**Exercise aim**
Output every entry exactly as written.

>>

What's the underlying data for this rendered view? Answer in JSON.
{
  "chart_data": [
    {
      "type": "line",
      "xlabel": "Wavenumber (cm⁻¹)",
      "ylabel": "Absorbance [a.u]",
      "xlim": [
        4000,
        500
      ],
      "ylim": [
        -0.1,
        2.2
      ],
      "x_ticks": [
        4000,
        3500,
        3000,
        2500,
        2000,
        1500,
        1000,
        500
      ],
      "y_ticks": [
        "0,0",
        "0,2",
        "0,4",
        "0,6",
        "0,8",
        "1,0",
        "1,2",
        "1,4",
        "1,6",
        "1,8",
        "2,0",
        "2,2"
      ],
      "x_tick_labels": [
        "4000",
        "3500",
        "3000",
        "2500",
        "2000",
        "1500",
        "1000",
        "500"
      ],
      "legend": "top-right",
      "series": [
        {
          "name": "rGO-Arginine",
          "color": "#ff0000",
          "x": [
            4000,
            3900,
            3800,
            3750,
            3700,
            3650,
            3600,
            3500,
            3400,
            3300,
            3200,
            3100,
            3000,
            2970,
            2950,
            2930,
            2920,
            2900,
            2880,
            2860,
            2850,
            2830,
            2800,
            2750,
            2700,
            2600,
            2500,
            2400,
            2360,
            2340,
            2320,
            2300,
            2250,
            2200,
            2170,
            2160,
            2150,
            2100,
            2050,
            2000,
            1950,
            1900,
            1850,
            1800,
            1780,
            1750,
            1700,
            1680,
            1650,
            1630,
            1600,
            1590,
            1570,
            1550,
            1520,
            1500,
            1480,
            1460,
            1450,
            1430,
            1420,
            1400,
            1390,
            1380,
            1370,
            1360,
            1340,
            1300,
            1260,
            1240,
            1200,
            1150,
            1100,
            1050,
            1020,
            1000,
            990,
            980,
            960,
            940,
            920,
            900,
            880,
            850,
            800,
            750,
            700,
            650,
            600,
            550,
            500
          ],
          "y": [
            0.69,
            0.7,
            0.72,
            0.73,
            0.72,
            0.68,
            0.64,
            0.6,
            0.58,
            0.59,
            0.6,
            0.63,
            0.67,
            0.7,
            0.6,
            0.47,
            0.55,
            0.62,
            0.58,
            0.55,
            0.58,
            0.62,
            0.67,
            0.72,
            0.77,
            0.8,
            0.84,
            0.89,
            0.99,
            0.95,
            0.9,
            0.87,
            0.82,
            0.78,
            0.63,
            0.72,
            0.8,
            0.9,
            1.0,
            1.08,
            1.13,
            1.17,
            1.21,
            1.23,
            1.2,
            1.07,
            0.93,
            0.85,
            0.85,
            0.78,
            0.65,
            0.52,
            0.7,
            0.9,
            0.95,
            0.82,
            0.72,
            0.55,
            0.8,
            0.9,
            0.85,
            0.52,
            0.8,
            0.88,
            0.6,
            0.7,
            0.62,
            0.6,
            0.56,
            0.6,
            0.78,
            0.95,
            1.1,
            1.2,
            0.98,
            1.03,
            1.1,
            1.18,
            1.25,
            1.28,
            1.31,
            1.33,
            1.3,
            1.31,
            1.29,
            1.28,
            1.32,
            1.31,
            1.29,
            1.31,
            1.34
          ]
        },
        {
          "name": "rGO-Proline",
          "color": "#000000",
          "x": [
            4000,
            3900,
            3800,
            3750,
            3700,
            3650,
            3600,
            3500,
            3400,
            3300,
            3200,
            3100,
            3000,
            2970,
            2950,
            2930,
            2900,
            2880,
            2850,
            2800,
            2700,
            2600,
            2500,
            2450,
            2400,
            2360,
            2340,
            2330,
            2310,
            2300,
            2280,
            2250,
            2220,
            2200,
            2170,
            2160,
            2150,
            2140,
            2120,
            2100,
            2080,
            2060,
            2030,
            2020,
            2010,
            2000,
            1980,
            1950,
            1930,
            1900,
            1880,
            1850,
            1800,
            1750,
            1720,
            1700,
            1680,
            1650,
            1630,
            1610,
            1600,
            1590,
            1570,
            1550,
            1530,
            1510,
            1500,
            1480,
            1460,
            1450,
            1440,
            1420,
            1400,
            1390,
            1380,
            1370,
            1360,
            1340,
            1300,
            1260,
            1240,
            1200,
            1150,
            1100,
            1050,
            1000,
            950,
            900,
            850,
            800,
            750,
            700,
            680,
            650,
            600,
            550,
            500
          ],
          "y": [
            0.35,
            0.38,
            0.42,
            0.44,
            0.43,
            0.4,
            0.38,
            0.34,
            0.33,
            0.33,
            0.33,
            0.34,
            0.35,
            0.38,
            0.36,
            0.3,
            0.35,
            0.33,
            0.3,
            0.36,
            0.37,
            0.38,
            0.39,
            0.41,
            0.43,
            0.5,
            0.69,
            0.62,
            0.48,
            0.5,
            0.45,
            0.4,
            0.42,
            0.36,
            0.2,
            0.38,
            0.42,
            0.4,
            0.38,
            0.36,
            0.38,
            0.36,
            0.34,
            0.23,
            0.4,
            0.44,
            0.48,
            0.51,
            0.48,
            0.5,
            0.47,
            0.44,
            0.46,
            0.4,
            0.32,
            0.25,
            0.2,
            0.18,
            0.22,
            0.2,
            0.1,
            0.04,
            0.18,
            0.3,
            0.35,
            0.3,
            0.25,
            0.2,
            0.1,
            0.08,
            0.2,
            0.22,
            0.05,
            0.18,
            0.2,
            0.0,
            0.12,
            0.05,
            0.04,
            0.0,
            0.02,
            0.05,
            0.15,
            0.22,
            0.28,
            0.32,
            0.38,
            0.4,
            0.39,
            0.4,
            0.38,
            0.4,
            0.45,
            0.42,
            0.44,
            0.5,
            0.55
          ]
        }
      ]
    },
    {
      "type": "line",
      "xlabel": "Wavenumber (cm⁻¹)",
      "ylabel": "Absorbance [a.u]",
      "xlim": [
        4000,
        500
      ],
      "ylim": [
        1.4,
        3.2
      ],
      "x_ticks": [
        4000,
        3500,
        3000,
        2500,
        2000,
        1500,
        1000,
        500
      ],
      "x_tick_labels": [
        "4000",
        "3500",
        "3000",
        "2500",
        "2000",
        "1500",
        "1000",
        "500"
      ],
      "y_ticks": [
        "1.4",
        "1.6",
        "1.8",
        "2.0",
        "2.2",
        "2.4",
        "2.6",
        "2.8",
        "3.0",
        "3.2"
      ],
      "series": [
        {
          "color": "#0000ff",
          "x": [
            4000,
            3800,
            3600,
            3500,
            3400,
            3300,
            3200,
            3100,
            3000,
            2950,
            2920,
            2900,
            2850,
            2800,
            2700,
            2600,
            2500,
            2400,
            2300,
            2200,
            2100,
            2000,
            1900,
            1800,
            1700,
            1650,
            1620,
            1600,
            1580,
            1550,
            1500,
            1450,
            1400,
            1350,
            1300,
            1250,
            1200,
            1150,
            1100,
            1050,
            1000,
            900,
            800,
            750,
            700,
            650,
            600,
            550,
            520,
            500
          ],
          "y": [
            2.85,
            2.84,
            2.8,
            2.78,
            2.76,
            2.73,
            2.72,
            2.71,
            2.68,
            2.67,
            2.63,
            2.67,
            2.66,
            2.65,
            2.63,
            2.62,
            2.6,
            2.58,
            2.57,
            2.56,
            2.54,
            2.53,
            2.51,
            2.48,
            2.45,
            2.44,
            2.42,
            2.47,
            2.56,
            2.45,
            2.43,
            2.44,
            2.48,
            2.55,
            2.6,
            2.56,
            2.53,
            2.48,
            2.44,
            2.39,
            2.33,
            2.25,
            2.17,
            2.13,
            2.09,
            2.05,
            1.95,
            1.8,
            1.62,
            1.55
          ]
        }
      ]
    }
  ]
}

<<

**Solved problem**
What's the underlying data for this rendered view? Answer in JSON.
{
  "chart_data": [
    {
      "type": "line",
      "xlabel": "Wavenumber (cm⁻¹)",
      "ylabel": "Absorbance [a.u]",
      "xlim": [
        4000,
        500
      ],
      "ylim": [
        -0.1,
        2.2
      ],
      "x_ticks": [
        4000,
        3500,
        3000,
        2500,
        2000,
        1500,
        1000,
        500
      ],
      "y_ticks": [
        "0,0",
        "0,2",
        "0,4",
        "0,6",
        "0,8",
        "1,0",
        "1,2",
        "1,4",
        "1,6",
        "1,8",
        "2,0",
        "2,2"
      ],
      "x_tick_labels": [
        "4000",
        "3500",
        "3000",
        "2500",
        "2000",
        "1500",
        "1000",
        "500"
      ],
      "legend": "top-right",
      "series": [
        {
          "name": "rGO-Arginine",
          "color": "#ff0000",
          "x": [
            4000,
            3900,
            3800,
            3750,
            3700,
            3650,
            3600,
            3500,
            3400,
            3300,
            3200,
            3100,
            3000,
            2970,
            2950,
            2930,
            2920,
            2900,
            2880,
            2860,
            2850,
            2830,
            2800,
            2750,
            2700,
            2600,
            2500,
            2400,
            2360,
            2340,
            2320,
            2300,
            2250,
            2200,
            2170,
            2160,
            2150,
            2100,
            2050,
            2000,
            1950,
            1900,
            1850,
            1800,
            1780,
            1750,
            1700,
            1680,
            1650,
            1630,
            1600,
            1590,
            1570,
            1550,
            1520,
            1500,
            1480,
            1460,
            1450,
            1430,
            1420,
            1400,
            1390,
            1380,
            1370,
            1360,
            1340,
            1300,
            1260,
            1240,
            1200,
            1150,
            1100,
            1050,
            1020,
            1000,
            990,
            980,
            960,
            940,
            920,
            900,
            880,
            850,
            800,
            750,
            700,
            650,
            600,
            550,
            500
          ],
          "y": [
            0.69,
            0.7,
            0.72,
            0.73,
            0.72,
            0.68,
            0.64,
            0.6,
            0.58,
            0.59,
            0.6,
            0.63,
            0.67,
            0.7,
            0.6,
            0.47,
            0.55,
            0.62,
            0.58,
            0.55,
            0.58,
            0.62,
            0.67,
            0.72,
            0.77,
            0.8,
            0.84,
            0.89,
            0.99,
            0.95,
            0.9,
            0.87,
            0.82,
            0.78,
            0.63,
            0.72,
            0.8,
            0.9,
            1.0,
            1.08,
            1.13,
            1.17,
            1.21,
            1.23,
            1.2,
            1.07,
            0.93,
            0.85,
            0.85,
            0.78,
            0.65,
            0.52,
            0.7,
            0.9,
            0.95,
            0.82,
            0.72,
            0.55,
            0.8,
            0.9,
            0.85,
            0.52,
            0.8,
            0.88,
            0.6,
            0.7,
            0.62,
            0.6,
            0.56,
            0.6,
            0.78,
            0.95,
            1.1,
            1.2,
            0.98,
            1.03,
            1.1,
            1.18,
            1.25,
            1.28,
            1.31,
            1.33,
            1.3,
            1.31,
            1.29,
            1.28,
            1.32,
            1.31,
            1.29,
            1.31,
            1.34
          ]
        },
        {
          "name": "rGO-Proline",
          "color": "#000000",
          "x": [
            4000,
            3900,
            3800,
            3750,
            3700,
            3650,
            3600,
            3500,
            3400,
            3300,
            3200,
            3100,
            3000,
            2970,
            2950,
            2930,
            2900,
            2880,
            2850,
            2800,
            2700,
            2600,
            2500,
            2450,
            2400,
            2360,
            2340,
            2330,
            2310,
            2300,
            2280,
            2250,
            2220,
            2200,
            2170,
            2160,
            2150,
            2140,
            2120,
            2100,
            2080,
            2060,
            2030,
            2020,
            2010,
            2000,
            1980,
            1950,
            1930,
            1900,
            1880,
            1850,
            1800,
            1750,
            1720,
            1700,
            1680,
            1650,
            1630,
            1610,
            1600,
            1590,
            1570,
            1550,
            1530,
            1510,
            1500,
            1480,
            1460,
            1450,
            1440,
            1420,
            1400,
            1390,
            1380,
            1370,
            1360,
            1340,
            1300,
            1260,
            1240,
            1200,
            1150,
            1100,
            1050,
            1000,
            950,
            900,
            850,
            800,
            750,
            700,
            680,
            650,
            600,
            550,
            500
          ],
          "y": [
            0.35,
            0.38,
            0.42,
            0.44,
            0.43,
            0.4,
            0.38,
            0.34,
            0.33,
            0.33,
            0.33,
            0.34,
            0.35,
            0.38,
            0.36,
            0.3,
            0.35,
            0.33,
            0.3,
            0.36,
            0.37,
            0.38,
            0.39,
            0.41,
            0.43,
            0.5,
            0.69,
            0.62,
            0.48,
            0.5,
            0.45,
            0.4,
            0.42,
            0.36,
            0.2,
            0.38,
            0.42,
            0.4,
            0.38,
            0.36,
            0.38,
            0.36,
            0.34,
            0.23,
            0.4,
            0.44,
            0.48,
            0.51,
            0.48,
            0.5,
            0.47,
            0.44,
            0.46,
            0.4,
            0.32,
            0.25,
            0.2,
            0.18,
            0.22,
            0.2,
            0.1,
            0.04,
            0.18,
            0.3,
            0.35,
            0.3,
            0.25,
            0.2,
            0.1,
            0.08,
            0.2,
            0.22,
            0.05,
            0.18,
            0.2,
            0.0,
            0.12,
            0.05,
            0.04,
            0.0,
            0.02,
            0.05,
            0.15,
            0.22,
            0.28,
            0.32,
            0.38,
            0.4,
            0.39,
            0.4,
            0.38,
            0.4,
            0.45,
            0.42,
            0.44,
            0.5,
            0.55
          ]
        }
      ]
    },
    {
      "type": "line",
      "xlabel": "Wavenumber (cm⁻¹)",
      "ylabel": "Absorbance [a.u]",
      "xlim": [
        4000,
        500
      ],
      "ylim": [
        1.4,
        3.2
      ],
      "x_ticks": [
        4000,
        3500,
        3000,
        2500,
        2000,
        1500,
        1000,
        500
      ],
      "x_tick_labels": [
        "4000",
        "3500",
        "3000",
        "2500",
        "2000",
        "1500",
        "1000",
        "500"
      ],
      "y_ticks": [
        "1.4",
        "1.6",
        "1.8",
        "2.0",
        "2.2",
        "2.4",
        "2.6",
        "2.8",
        "3.0",
        "3.2"
      ],
      "series": [
        {
          "color": "#0000ff",
          "x": [
            4000,
            3800,
            3600,
            3500,
            3400,
            3300,
            3200,
            3100,
            3000,
            2950,
            2920,
            2900,
            2850,
            2800,
            2700,
            2600,
            2500,
            2400,
            2300,
            2200,
            2100,
            2000,
            1900,
            1800,
            1700,
            1650,
            1620,
            1600,
            1580,
            1550,
            1500,
            1450,
            1400,
            1350,
            1300,
            1250,
            1200,
            1150,
            1100,
            1050,
            1000,
            900,
            800,
            750,
            700,
            650,
            600,
            550,
            520,
            500
          ],
          "y": [
            2.85,
            2.84,
            2.8,
            2.78,
            2.76,
            2.73,
            2.72,
            2.71,
            2.68,
            2.67,
            2.63,
            2.67,
            2.66,
            2.65,
            2.63,
            2.62,
            2.6,
            2.58,
            2.57,
            2.56,
            2.54,
            2.53,
            2.51,
            2.48,
            2.45,
            2.44,
            2.42,
            2.47,
            2.56,
            2.45,
            2.43,
            2.44,
            2.48,
            2.55,
            2.6,
            2.56,
            2.53,
            2.48,
            2.44,
            2.39,
            2.33,
            2.25,
            2.17,
            2.13,
            2.09,
            2.05,
            1.95,
            1.8,
            1.62,
            1.55
          ]
        }
      ]
    }
  ]
}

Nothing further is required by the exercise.